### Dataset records
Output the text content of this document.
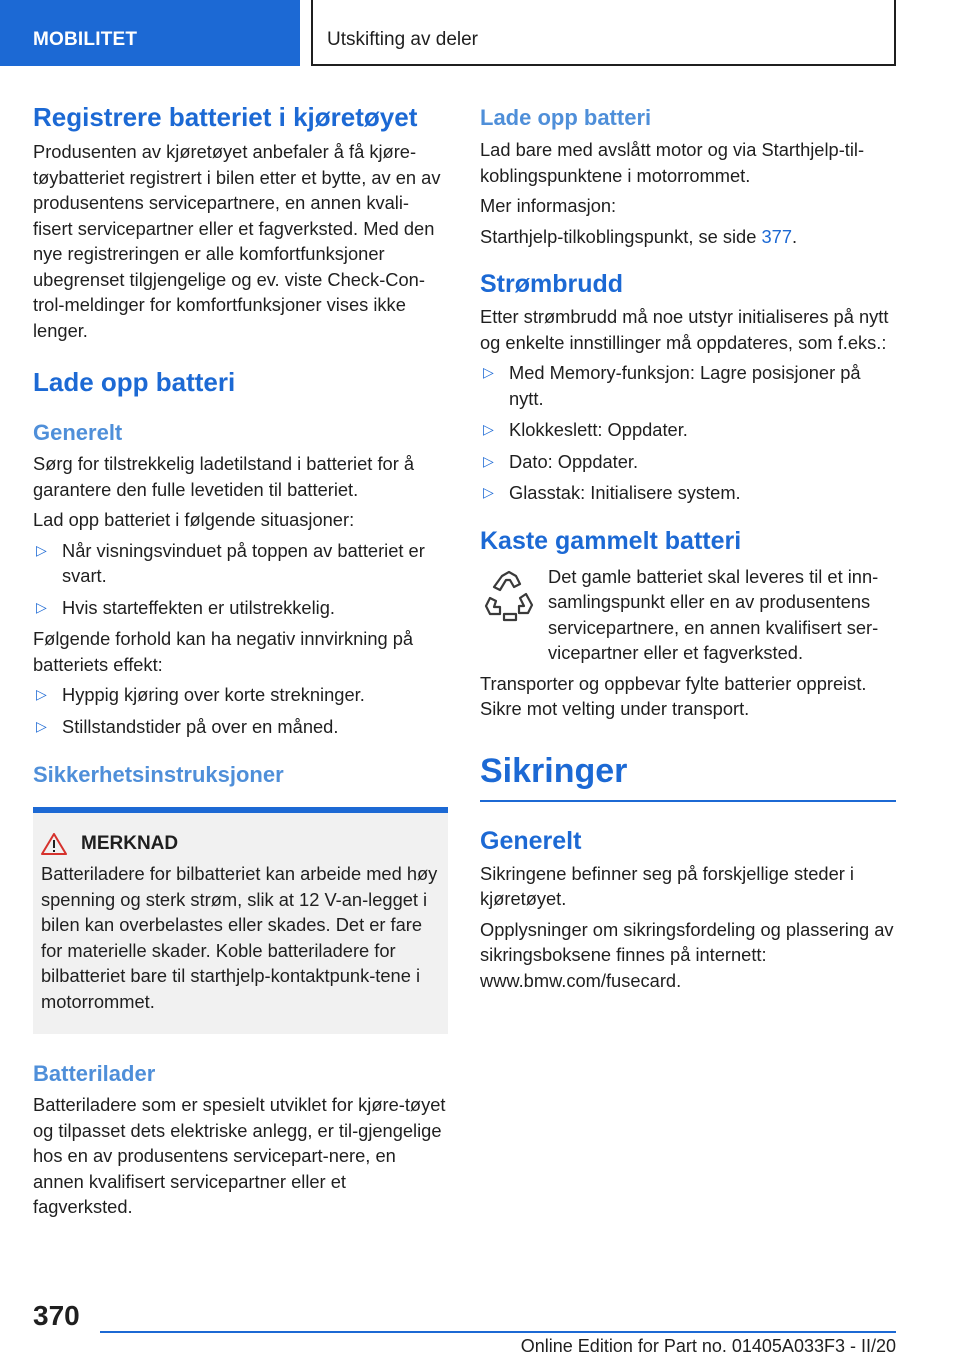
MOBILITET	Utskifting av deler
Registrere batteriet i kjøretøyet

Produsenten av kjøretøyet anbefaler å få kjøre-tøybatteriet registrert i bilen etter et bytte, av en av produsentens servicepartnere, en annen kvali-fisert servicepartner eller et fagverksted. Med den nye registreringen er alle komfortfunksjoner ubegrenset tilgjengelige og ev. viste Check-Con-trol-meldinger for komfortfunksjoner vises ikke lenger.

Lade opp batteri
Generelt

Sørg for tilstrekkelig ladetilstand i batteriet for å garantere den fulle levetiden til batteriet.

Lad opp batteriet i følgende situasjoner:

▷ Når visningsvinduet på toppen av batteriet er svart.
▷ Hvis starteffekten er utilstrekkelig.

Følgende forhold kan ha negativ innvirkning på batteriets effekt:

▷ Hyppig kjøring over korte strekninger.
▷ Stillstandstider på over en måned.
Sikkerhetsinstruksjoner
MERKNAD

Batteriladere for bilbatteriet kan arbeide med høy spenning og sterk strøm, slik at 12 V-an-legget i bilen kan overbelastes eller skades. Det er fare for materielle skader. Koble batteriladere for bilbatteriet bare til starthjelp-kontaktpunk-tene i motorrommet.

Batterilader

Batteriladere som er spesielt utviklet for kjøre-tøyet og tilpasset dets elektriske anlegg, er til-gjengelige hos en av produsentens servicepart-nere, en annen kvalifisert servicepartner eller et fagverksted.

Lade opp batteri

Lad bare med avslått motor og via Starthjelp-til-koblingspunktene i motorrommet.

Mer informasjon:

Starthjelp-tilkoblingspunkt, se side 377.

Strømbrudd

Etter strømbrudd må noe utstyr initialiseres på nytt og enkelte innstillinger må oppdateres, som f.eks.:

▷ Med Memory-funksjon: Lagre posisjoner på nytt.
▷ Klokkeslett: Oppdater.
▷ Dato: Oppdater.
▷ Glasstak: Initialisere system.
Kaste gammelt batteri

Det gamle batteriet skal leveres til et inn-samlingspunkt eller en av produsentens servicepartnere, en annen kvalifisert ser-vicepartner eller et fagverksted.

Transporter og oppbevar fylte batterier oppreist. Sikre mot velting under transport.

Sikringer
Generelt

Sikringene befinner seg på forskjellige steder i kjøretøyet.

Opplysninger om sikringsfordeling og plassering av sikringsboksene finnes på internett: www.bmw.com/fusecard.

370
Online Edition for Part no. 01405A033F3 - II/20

### Instructions to follow
Out of the records, collect only those lines that contain the string "annen".

### The response
Produsenten av kjøretøyet anbefaler å få kjøre-tøybatteriet registrert i bilen etter et bytte, av en av produsentens servicepartnere, en annen kvali-fisert servicepartner eller et fagverksted. Med den nye registreringen er alle komfortfunksjoner ubegrenset tilgjengelige og ev. viste Check-Con-trol-meldinger for komfortfunksjoner vises ikke lenger.
Batteriladere som er spesielt utviklet for kjøre-tøyet og tilpasset dets elektriske anlegg, er til-gjengelige hos en av produsentens servicepart-nere, en annen kvalifisert servicepartner eller et fagverksted.
Det gamle batteriet skal leveres til et inn-samlingspunkt eller en av produsentens servicepartnere, en annen kvalifisert ser-vicepartner eller et fagverksted.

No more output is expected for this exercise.